_What you need to do:_ Search the data for the word "الايلتس" and copy every line where it occurs.

_Stored entries:_
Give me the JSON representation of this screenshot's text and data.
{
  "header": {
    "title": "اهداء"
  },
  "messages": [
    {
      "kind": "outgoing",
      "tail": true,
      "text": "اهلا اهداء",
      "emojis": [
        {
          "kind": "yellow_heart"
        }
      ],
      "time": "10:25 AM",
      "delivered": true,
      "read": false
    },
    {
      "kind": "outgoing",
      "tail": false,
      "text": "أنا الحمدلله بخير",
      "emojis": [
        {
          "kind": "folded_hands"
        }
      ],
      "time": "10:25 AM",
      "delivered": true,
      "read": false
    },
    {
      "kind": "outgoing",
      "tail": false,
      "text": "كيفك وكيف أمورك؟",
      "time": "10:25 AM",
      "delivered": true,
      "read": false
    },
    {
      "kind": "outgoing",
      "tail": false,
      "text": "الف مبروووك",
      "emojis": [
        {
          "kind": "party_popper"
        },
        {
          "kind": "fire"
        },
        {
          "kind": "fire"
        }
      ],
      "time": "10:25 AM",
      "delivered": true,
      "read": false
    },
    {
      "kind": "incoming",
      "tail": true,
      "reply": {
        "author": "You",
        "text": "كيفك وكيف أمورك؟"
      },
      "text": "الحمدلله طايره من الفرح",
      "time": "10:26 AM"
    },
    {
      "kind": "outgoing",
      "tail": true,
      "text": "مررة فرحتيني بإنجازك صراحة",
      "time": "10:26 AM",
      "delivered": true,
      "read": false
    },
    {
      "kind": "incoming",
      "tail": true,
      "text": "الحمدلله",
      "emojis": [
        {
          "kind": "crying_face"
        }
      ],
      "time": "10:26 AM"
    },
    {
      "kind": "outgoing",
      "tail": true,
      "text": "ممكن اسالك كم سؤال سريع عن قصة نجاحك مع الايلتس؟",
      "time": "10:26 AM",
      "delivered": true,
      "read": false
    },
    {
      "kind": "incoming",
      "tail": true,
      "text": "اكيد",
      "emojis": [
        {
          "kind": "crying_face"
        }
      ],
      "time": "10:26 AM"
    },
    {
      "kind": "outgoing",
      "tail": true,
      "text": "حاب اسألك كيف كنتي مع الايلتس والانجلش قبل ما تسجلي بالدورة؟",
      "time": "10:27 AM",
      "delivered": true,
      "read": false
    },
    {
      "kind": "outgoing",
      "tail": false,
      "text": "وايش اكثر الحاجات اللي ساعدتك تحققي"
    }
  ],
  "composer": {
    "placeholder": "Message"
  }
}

_Result of this task:_
      "text": "ممكن اسالك كم سؤال سريع عن قصة نجاحك مع الايلتس؟",
      "text": "حاب اسألك كيف كنتي مع الايلتس والانجلش قبل ما تسجلي بالدورة؟",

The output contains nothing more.